# REQUIREMENTS
Find the word "Fire" in the data. Return every line where it appears.

# DATA LINES
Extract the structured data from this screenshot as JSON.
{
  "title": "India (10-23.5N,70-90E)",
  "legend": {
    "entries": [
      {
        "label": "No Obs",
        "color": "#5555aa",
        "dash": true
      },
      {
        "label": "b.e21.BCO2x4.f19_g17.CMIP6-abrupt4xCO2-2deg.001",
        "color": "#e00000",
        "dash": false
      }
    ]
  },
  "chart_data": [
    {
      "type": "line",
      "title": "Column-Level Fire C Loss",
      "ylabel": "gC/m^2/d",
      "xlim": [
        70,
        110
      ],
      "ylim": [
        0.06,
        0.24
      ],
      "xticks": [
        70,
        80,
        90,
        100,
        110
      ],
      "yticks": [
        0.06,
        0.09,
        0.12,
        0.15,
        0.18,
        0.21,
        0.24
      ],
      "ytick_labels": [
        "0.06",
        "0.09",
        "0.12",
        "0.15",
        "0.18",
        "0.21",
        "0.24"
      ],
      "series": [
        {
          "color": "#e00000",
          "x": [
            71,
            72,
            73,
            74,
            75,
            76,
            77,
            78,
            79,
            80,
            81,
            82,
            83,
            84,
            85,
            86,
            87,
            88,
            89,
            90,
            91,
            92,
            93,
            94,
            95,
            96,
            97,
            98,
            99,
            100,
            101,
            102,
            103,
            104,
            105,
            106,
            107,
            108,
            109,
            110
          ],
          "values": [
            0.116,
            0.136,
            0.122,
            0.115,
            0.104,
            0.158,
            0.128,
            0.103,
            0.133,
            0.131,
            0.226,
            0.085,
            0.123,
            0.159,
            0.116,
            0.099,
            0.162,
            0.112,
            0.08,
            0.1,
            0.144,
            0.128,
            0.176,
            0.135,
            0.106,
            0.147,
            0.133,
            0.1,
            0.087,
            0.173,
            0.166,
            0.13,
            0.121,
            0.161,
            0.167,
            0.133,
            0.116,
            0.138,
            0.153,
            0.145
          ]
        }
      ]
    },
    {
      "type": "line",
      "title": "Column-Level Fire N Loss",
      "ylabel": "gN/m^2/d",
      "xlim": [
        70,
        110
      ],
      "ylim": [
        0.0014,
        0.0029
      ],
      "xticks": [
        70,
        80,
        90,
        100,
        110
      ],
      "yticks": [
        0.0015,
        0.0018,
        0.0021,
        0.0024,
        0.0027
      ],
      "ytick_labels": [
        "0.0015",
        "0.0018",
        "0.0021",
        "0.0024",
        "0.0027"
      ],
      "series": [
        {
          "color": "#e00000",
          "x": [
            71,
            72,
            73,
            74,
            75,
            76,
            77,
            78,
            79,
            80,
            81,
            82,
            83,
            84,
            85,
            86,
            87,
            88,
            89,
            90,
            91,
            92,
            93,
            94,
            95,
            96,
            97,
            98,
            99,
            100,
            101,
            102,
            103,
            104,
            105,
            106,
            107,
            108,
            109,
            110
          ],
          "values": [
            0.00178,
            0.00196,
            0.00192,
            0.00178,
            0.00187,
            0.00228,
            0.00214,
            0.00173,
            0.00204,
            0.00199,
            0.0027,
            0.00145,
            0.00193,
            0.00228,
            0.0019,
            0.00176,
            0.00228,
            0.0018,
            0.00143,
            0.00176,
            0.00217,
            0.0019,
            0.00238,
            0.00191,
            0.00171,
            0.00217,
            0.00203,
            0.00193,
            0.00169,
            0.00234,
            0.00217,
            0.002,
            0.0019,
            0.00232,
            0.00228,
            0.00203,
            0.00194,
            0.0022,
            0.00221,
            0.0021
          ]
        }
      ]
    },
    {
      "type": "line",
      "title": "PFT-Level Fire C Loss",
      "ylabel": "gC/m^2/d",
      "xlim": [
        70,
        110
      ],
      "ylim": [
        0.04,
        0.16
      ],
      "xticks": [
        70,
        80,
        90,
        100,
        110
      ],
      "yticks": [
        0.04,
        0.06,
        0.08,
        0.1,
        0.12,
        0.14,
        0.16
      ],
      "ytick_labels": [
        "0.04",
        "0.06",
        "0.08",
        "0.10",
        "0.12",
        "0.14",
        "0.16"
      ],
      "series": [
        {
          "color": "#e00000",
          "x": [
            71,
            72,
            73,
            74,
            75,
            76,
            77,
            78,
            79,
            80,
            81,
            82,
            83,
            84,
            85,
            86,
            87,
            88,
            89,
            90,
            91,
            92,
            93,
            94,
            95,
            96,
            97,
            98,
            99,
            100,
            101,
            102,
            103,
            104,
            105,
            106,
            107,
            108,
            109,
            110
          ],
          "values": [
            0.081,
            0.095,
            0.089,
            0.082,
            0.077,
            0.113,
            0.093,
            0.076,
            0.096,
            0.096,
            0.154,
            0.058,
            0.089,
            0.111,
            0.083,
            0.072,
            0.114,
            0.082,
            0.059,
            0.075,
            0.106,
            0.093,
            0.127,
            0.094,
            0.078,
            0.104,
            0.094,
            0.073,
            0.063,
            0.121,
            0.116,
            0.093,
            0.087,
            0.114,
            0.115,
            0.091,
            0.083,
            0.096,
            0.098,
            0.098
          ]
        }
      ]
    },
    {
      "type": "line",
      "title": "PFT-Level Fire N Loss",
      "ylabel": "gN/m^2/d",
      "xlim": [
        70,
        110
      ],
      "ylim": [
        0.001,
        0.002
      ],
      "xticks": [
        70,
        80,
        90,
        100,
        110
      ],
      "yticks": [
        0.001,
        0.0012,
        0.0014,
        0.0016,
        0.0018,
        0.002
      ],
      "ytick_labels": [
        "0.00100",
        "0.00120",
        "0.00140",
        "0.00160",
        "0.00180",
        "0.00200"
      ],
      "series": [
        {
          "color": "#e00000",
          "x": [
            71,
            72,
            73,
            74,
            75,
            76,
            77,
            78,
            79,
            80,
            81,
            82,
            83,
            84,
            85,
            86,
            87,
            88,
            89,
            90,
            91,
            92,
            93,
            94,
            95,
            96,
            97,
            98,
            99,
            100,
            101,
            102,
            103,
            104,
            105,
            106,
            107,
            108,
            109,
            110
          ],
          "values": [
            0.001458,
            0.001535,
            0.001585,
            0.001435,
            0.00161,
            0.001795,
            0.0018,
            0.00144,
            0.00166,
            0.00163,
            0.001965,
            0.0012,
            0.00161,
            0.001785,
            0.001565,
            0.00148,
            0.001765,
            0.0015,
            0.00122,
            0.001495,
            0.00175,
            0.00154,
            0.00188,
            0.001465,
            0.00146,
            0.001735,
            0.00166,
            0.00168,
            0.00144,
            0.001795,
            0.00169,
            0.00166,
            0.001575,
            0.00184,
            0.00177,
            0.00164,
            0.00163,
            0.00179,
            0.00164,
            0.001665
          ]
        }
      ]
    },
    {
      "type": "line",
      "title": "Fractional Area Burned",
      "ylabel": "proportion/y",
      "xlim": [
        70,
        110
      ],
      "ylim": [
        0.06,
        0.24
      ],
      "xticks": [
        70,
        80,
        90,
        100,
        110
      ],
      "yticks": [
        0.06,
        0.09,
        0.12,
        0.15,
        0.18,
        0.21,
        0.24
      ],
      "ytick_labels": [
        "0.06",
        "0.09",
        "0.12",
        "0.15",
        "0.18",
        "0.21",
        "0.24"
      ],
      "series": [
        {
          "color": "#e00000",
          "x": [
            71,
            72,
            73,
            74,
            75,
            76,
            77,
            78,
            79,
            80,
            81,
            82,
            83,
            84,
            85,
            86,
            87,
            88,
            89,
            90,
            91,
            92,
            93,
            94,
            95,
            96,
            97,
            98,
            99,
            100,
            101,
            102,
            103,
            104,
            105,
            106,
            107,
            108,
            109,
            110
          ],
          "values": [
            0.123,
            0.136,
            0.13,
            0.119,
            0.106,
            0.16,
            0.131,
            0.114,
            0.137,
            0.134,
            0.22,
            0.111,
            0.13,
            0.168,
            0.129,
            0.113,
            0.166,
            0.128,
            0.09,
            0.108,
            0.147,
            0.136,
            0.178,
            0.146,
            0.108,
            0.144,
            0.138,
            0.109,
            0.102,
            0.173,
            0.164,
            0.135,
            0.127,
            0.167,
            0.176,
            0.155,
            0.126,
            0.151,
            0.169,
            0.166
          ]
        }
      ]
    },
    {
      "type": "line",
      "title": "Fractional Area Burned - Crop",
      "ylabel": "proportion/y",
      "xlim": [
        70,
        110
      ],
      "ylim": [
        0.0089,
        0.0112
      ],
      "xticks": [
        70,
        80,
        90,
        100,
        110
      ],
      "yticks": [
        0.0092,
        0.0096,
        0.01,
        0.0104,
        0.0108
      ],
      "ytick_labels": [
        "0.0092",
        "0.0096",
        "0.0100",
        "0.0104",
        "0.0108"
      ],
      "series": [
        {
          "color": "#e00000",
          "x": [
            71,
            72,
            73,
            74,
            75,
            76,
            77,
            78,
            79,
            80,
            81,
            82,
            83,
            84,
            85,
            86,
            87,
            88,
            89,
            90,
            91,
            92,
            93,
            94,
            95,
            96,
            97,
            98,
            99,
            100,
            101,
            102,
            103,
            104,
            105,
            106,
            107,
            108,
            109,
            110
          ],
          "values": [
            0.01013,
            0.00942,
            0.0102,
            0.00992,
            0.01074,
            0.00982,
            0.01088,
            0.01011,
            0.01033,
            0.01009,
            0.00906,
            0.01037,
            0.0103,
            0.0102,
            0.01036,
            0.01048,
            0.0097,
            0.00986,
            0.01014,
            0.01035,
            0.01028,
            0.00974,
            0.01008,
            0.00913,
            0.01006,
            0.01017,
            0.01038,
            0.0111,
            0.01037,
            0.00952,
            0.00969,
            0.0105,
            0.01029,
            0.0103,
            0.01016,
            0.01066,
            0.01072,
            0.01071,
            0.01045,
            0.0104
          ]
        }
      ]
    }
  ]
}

# ANSWER TO THIS TASK
      "title": "Column-Level Fire C Loss",
      "title": "Column-Level Fire N Loss",
      "title": "PFT-Level Fire C Loss",
      "title": "PFT-Level Fire N Loss",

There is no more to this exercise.